Stored data entries:

----------

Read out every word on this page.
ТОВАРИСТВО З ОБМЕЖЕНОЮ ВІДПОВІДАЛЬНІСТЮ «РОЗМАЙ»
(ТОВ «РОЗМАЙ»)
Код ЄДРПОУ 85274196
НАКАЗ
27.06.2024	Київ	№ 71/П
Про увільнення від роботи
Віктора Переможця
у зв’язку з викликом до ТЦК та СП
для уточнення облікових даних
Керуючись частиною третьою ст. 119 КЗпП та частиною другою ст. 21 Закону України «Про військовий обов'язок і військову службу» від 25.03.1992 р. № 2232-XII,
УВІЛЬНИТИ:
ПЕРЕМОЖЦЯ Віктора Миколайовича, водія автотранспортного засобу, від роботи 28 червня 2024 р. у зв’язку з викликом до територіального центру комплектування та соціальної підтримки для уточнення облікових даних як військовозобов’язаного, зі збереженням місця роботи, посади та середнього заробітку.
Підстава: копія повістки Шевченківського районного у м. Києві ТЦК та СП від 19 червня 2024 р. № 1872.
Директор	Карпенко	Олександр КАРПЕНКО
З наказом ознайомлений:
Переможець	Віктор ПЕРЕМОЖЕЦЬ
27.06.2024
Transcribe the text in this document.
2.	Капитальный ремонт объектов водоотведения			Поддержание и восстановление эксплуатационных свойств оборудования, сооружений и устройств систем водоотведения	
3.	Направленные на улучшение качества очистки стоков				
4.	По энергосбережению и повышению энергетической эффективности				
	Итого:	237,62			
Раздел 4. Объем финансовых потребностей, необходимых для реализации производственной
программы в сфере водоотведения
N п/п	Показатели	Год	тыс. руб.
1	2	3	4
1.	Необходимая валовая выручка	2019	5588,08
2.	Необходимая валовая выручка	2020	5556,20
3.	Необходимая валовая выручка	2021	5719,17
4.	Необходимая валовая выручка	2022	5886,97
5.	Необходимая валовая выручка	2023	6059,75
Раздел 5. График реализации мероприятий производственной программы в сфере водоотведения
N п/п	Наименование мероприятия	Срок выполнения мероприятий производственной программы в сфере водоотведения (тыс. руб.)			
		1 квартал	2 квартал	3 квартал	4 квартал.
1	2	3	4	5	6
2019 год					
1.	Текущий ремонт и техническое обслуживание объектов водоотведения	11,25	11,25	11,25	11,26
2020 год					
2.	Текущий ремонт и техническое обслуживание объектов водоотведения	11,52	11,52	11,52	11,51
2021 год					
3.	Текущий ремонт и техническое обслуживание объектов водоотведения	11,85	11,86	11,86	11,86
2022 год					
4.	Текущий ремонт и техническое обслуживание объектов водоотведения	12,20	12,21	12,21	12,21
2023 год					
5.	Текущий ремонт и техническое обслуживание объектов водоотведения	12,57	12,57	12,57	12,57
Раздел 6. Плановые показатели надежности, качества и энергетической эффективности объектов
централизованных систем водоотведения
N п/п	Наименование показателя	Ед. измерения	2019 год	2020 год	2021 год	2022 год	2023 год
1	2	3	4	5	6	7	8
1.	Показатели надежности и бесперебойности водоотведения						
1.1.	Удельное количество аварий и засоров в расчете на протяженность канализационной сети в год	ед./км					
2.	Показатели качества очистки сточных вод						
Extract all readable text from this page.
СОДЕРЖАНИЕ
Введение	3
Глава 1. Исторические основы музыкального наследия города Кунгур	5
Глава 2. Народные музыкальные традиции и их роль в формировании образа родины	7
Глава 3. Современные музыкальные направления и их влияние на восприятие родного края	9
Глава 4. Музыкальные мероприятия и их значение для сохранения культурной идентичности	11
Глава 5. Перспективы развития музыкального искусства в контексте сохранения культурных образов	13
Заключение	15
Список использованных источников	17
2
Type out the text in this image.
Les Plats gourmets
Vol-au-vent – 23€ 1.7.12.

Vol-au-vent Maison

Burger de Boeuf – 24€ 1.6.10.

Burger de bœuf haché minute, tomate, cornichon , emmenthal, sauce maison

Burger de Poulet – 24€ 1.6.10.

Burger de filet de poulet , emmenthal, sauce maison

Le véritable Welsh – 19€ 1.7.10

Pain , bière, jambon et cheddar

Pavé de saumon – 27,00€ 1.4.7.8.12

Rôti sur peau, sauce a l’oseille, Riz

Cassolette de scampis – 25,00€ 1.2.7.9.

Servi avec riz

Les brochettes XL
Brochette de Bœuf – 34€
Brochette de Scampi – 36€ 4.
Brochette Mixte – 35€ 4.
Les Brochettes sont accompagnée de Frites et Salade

----------

OBJECTIVE
Tell how many lines include "Burger". The number is the whole answer.

ANSWER BELOW
4